= Problem statement =
Repeat every record below exactly as written.

━━━━━━

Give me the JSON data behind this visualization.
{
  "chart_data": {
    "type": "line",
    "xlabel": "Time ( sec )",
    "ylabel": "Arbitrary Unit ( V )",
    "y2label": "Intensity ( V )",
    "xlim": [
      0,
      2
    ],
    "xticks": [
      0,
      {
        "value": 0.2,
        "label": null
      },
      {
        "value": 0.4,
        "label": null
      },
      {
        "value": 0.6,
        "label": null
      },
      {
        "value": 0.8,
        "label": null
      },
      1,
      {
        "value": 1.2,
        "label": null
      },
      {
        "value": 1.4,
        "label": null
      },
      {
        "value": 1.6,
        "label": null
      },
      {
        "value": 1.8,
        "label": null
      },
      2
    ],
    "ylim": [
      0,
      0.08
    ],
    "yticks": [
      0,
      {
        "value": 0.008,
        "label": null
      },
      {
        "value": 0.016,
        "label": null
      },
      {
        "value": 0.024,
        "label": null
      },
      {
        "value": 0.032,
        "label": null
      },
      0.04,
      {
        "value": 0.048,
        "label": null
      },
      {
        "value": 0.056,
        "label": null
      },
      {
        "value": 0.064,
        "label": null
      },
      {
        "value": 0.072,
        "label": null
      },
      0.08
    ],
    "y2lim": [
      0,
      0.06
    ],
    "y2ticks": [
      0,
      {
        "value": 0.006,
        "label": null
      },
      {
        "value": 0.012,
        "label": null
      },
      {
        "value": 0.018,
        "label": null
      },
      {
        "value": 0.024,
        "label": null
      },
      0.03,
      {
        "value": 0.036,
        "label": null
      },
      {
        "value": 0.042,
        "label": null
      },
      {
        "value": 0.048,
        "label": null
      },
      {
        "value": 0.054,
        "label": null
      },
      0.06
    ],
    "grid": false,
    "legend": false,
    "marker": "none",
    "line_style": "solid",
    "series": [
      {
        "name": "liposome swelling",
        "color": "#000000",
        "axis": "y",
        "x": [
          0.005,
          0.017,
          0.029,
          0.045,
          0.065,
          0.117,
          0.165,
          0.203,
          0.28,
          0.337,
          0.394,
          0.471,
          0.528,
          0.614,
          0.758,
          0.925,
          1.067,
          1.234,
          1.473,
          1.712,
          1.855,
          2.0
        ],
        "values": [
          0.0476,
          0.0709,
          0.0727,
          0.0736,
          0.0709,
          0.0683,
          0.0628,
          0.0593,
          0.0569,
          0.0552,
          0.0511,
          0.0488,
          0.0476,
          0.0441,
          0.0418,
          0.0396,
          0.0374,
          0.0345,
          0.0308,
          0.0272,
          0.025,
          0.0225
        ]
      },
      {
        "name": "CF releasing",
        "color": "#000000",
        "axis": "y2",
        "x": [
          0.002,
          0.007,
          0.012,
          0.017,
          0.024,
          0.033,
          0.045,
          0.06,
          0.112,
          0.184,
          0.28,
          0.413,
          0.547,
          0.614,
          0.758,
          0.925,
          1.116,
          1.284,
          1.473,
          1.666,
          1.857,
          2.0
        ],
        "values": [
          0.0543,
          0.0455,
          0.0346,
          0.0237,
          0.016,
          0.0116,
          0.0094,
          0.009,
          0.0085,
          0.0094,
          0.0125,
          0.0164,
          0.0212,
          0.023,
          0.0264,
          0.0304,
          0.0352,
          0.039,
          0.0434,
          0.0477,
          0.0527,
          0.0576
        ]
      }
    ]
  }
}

━━━━━━

= Written solution =
Give me the JSON data behind this visualization.
{
  "chart_data": {
    "type": "line",
    "xlabel": "Time ( sec )",
    "ylabel": "Arbitrary Unit ( V )",
    "y2label": "Intensity ( V )",
    "xlim": [
      0,
      2
    ],
    "xticks": [
      0,
      {
        "value": 0.2,
        "label": null
      },
      {
        "value": 0.4,
        "label": null
      },
      {
        "value": 0.6,
        "label": null
      },
      {
        "value": 0.8,
        "label": null
      },
      1,
      {
        "value": 1.2,
        "label": null
      },
      {
        "value": 1.4,
        "label": null
      },
      {
        "value": 1.6,
        "label": null
      },
      {
        "value": 1.8,
        "label": null
      },
      2
    ],
    "ylim": [
      0,
      0.08
    ],
    "yticks": [
      0,
      {
        "value": 0.008,
        "label": null
      },
      {
        "value": 0.016,
        "label": null
      },
      {
        "value": 0.024,
        "label": null
      },
      {
        "value": 0.032,
        "label": null
      },
      0.04,
      {
        "value": 0.048,
        "label": null
      },
      {
        "value": 0.056,
        "label": null
      },
      {
        "value": 0.064,
        "label": null
      },
      {
        "value": 0.072,
        "label": null
      },
      0.08
    ],
    "y2lim": [
      0,
      0.06
    ],
    "y2ticks": [
      0,
      {
        "value": 0.006,
        "label": null
      },
      {
        "value": 0.012,
        "label": null
      },
      {
        "value": 0.018,
        "label": null
      },
      {
        "value": 0.024,
        "label": null
      },
      0.03,
      {
        "value": 0.036,
        "label": null
      },
      {
        "value": 0.042,
        "label": null
      },
      {
        "value": 0.048,
        "label": null
      },
      {
        "value": 0.054,
        "label": null
      },
      0.06
    ],
    "grid": false,
    "legend": false,
    "marker": "none",
    "line_style": "solid",
    "series": [
      {
        "name": "liposome swelling",
        "color": "#000000",
        "axis": "y",
        "x": [
          0.005,
          0.017,
          0.029,
          0.045,
          0.065,
          0.117,
          0.165,
          0.203,
          0.28,
          0.337,
          0.394,
          0.471,
          0.528,
          0.614,
          0.758,
          0.925,
          1.067,
          1.234,
          1.473,
          1.712,
          1.855,
          2.0
        ],
        "values": [
          0.0476,
          0.0709,
          0.0727,
          0.0736,
          0.0709,
          0.0683,
          0.0628,
          0.0593,
          0.0569,
          0.0552,
          0.0511,
          0.0488,
          0.0476,
          0.0441,
          0.0418,
          0.0396,
          0.0374,
          0.0345,
          0.0308,
          0.0272,
          0.025,
          0.0225
        ]
      },
      {
        "name": "CF releasing",
        "color": "#000000",
        "axis": "y2",
        "x": [
          0.002,
          0.007,
          0.012,
          0.017,
          0.024,
          0.033,
          0.045,
          0.06,
          0.112,
          0.184,
          0.28,
          0.413,
          0.547,
          0.614,
          0.758,
          0.925,
          1.116,
          1.284,
          1.473,
          1.666,
          1.857,
          2.0
        ],
        "values": [
          0.0543,
          0.0455,
          0.0346,
          0.0237,
          0.016,
          0.0116,
          0.0094,
          0.009,
          0.0085,
          0.0094,
          0.0125,
          0.0164,
          0.0212,
          0.023,
          0.0264,
          0.0304,
          0.0352,
          0.039,
          0.0434,
          0.0477,
          0.0527,
          0.0576
        ]
      }
    ]
  }
}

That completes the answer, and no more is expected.